Data shown:

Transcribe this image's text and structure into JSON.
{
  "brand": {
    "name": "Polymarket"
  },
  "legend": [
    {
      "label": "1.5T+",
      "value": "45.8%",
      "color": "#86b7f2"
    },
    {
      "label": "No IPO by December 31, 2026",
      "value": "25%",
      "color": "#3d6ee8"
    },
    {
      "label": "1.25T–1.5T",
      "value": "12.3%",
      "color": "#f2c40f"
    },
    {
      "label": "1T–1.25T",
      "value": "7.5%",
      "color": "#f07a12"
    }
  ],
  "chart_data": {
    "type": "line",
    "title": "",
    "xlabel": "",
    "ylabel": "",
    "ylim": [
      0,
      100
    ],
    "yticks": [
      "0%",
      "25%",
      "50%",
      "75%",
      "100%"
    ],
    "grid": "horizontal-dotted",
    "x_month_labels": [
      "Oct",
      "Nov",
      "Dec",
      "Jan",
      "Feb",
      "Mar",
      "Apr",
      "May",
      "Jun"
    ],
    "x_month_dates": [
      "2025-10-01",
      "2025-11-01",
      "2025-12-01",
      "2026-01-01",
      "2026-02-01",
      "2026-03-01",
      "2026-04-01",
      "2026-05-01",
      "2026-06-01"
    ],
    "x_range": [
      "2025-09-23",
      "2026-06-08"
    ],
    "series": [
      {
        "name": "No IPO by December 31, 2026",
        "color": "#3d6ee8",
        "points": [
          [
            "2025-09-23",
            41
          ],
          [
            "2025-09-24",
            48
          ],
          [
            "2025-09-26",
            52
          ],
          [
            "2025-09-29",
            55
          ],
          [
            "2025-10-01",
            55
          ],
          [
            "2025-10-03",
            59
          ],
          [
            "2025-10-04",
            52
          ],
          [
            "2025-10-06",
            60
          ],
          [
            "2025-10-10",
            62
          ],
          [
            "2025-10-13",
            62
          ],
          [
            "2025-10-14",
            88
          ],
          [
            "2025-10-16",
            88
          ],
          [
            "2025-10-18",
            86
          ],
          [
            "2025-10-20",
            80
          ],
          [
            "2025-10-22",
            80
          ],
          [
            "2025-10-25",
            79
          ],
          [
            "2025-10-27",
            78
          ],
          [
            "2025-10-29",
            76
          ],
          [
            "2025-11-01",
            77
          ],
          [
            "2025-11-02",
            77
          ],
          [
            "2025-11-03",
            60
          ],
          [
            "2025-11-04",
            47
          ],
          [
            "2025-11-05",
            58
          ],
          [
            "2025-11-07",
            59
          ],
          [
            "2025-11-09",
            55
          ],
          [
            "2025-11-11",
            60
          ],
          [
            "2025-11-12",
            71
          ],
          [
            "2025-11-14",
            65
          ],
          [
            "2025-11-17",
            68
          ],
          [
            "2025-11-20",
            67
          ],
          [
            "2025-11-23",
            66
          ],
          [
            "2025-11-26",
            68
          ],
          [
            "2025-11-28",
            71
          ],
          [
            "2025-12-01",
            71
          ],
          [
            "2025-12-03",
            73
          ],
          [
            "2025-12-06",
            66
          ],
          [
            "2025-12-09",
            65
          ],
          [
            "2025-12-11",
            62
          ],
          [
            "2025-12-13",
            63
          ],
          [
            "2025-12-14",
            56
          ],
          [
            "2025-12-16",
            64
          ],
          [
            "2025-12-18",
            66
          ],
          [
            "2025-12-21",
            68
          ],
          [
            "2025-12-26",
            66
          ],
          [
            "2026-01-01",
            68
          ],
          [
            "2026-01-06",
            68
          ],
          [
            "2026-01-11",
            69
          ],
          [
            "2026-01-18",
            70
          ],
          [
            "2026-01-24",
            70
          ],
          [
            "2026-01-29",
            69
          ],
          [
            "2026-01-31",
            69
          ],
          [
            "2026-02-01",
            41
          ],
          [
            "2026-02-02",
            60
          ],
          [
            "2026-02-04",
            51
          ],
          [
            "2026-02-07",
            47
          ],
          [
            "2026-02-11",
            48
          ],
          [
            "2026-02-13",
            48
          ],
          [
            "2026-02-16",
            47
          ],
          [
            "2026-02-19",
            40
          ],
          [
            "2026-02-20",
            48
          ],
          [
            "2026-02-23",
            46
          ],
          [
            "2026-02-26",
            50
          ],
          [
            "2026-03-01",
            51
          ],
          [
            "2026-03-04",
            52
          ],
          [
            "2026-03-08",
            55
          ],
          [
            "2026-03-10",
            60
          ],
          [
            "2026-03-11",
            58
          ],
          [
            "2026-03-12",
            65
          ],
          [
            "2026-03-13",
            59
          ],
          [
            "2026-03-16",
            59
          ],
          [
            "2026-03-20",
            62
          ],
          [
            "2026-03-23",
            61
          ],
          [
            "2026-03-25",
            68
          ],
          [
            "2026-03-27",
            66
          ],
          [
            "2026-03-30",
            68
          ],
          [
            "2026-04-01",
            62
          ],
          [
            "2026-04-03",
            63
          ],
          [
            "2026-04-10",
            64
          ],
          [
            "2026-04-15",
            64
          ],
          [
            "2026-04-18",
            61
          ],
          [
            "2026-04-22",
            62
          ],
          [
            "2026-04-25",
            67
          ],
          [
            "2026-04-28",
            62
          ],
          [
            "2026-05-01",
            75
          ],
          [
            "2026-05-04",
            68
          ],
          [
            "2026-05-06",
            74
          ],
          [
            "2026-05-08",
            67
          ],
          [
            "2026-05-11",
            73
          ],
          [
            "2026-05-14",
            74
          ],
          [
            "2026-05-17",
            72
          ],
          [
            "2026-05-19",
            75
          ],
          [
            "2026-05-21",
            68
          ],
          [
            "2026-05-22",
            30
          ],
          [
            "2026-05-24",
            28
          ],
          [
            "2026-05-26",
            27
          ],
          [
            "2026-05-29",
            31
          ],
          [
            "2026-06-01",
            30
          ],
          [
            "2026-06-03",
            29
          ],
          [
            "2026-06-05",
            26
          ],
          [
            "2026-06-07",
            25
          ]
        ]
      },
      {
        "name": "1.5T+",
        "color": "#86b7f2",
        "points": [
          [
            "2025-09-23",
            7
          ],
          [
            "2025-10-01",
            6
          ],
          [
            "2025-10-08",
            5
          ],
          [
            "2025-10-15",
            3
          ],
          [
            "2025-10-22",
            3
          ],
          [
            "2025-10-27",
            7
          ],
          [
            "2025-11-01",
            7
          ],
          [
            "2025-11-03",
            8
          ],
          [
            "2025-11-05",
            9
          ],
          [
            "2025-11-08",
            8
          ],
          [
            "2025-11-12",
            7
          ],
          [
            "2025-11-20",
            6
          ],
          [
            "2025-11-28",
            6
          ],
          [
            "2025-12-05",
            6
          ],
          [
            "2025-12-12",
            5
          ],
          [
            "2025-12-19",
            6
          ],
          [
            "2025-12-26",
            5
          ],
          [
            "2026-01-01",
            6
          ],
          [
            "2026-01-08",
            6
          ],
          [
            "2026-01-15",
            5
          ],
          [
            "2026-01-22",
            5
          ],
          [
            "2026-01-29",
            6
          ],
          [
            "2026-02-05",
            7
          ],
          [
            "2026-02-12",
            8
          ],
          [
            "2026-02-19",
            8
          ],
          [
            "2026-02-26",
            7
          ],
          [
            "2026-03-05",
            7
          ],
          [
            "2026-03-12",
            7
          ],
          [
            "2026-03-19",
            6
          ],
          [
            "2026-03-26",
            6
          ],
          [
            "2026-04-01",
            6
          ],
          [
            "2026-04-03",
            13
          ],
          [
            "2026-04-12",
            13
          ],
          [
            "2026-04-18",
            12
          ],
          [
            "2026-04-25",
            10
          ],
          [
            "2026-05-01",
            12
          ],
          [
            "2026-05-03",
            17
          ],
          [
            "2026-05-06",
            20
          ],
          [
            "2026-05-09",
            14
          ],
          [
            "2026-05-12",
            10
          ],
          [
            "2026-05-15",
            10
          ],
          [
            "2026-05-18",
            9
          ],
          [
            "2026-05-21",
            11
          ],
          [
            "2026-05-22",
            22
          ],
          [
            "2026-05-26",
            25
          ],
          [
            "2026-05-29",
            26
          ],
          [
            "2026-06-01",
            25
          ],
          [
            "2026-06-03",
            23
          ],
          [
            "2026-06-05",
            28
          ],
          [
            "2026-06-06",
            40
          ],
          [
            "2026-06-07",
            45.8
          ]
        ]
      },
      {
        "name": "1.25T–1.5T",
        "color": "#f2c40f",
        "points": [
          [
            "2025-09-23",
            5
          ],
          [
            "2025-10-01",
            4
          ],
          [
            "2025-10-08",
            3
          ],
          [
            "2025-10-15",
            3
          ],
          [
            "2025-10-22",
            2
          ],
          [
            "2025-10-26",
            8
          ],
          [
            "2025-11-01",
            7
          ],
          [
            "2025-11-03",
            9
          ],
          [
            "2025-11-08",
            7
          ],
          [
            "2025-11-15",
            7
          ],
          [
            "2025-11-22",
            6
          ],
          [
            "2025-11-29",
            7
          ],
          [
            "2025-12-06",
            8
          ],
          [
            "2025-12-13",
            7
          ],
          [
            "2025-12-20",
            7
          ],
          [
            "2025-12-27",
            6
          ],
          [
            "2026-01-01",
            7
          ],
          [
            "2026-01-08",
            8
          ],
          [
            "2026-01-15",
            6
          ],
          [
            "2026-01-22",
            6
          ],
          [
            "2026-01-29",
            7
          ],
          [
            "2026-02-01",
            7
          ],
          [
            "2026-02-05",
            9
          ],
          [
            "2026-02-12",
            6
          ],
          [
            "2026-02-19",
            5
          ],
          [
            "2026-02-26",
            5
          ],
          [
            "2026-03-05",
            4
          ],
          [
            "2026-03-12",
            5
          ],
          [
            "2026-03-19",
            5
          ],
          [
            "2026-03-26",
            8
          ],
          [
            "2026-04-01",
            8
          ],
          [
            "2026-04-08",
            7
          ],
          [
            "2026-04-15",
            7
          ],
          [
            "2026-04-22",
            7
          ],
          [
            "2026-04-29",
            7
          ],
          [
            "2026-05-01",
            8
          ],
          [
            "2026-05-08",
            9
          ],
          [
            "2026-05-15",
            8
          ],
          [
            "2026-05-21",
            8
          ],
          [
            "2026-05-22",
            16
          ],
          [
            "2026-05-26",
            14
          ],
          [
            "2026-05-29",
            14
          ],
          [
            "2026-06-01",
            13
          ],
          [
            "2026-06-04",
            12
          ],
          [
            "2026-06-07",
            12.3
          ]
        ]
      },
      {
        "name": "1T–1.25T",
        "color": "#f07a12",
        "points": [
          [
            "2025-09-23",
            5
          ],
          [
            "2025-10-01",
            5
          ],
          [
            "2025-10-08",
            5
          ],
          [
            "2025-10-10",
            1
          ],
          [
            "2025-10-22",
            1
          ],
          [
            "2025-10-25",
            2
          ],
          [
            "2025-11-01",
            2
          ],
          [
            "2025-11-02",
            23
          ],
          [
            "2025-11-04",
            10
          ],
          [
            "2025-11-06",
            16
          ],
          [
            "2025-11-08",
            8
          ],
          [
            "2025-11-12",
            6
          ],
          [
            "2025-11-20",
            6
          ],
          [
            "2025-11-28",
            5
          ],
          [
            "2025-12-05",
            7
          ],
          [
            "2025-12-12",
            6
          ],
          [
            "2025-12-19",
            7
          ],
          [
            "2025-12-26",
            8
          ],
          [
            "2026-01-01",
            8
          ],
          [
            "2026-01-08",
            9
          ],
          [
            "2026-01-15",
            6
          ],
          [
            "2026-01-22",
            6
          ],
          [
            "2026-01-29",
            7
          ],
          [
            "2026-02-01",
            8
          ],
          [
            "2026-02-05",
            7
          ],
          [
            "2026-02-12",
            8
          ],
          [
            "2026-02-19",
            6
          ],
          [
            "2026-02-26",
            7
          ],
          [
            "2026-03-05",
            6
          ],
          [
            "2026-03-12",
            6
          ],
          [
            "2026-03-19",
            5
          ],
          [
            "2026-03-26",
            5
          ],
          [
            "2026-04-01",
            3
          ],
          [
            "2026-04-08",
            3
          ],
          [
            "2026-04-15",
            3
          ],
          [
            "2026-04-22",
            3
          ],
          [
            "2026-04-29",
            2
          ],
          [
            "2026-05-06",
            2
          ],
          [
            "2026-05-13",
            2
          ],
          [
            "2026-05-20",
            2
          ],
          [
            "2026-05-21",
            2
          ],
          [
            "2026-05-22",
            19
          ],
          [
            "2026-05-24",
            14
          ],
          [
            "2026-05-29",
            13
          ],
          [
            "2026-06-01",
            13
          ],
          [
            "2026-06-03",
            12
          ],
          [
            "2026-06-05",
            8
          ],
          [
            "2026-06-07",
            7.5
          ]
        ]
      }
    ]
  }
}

Set exercise: Filter the entries down to the lines containing "December". Copy each of those lines.

Response to this task:
      "label": "No IPO by December 31, 2026",
        "name": "No IPO by December 31, 2026",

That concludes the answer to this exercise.